WHAT NEEDS TO BE DONE>
If a line of the material holds the string "script", please copy it.

MATERIAL PROVIDED>
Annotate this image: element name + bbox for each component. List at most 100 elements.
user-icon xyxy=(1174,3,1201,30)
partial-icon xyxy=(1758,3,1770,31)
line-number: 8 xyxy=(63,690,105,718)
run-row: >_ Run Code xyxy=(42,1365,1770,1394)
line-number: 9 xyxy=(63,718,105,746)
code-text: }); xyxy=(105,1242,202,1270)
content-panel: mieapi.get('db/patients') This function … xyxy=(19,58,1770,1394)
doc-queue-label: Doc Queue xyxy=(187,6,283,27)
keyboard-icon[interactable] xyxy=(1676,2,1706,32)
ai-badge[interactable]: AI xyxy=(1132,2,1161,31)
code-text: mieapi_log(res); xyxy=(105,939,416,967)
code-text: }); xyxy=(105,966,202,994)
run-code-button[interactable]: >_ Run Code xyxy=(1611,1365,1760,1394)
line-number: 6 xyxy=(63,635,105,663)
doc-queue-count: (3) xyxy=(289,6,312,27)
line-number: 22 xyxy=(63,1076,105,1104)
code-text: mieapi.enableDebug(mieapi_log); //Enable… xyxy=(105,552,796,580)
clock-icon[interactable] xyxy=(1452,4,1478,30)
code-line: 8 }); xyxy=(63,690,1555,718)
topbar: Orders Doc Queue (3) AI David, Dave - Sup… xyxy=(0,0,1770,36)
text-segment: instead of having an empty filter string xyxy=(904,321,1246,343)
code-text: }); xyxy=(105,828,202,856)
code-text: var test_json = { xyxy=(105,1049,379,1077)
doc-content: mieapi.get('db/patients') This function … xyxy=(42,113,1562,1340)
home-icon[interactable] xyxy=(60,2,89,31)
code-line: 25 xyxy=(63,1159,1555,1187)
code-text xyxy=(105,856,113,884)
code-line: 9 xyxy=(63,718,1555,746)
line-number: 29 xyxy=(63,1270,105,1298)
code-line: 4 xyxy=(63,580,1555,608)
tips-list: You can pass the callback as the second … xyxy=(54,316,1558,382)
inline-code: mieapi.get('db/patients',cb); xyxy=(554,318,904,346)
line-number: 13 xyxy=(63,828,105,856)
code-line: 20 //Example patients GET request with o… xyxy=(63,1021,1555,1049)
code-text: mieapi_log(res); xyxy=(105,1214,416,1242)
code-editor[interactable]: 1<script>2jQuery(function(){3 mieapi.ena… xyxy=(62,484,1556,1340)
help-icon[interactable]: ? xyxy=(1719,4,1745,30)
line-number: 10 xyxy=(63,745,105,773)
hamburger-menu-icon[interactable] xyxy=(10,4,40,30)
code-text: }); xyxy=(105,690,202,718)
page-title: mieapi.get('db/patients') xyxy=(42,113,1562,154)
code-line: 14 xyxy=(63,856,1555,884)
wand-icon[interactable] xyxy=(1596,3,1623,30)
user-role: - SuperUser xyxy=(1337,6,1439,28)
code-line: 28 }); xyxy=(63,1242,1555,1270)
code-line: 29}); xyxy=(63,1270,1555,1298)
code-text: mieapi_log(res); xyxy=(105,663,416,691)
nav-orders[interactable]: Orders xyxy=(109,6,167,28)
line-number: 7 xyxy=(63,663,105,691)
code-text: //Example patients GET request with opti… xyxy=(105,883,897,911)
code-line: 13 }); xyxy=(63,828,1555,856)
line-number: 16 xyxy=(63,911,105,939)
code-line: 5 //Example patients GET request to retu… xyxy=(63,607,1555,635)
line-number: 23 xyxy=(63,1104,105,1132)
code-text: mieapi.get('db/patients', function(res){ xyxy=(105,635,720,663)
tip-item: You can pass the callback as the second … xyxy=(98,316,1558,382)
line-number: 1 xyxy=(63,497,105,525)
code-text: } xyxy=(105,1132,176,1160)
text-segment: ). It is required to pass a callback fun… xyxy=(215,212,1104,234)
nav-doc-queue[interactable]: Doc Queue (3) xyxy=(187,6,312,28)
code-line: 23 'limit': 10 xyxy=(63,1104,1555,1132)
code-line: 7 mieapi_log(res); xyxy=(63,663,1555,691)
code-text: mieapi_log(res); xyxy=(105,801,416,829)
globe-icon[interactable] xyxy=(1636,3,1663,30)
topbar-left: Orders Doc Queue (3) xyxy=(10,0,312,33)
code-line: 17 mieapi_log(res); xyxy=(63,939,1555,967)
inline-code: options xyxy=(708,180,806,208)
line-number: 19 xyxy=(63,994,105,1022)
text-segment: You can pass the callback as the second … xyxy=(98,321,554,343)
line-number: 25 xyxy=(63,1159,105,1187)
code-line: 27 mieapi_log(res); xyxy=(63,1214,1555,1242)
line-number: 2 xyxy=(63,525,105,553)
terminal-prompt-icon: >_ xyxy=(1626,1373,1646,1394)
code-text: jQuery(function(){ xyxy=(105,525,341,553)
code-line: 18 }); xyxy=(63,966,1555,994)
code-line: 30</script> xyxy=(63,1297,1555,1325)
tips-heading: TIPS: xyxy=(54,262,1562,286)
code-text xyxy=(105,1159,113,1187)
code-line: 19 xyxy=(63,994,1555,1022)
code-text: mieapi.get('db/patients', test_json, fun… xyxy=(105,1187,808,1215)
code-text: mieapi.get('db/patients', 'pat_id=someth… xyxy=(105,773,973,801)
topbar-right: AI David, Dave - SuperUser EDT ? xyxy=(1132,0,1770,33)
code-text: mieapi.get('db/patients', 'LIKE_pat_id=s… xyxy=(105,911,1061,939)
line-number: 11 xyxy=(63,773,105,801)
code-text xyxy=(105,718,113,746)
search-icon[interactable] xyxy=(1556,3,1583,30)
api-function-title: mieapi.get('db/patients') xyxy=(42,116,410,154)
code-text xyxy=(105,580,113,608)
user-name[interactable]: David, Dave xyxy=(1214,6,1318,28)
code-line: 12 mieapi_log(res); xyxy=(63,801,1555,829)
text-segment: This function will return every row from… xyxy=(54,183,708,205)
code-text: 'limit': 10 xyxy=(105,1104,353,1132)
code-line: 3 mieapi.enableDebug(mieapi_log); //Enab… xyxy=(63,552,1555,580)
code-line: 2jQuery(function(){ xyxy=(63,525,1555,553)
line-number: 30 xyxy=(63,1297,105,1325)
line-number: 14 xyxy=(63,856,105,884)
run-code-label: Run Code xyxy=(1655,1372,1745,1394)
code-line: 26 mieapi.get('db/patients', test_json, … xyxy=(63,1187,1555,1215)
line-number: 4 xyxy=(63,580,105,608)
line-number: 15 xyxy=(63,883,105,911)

TASK OUTPUT>
code-editor[interactable]: 1<script>2jQuery(function(){3 mieapi.ena… xyxy=(62,484,1556,1340)
code-line: 30</script> xyxy=(63,1297,1555,1325)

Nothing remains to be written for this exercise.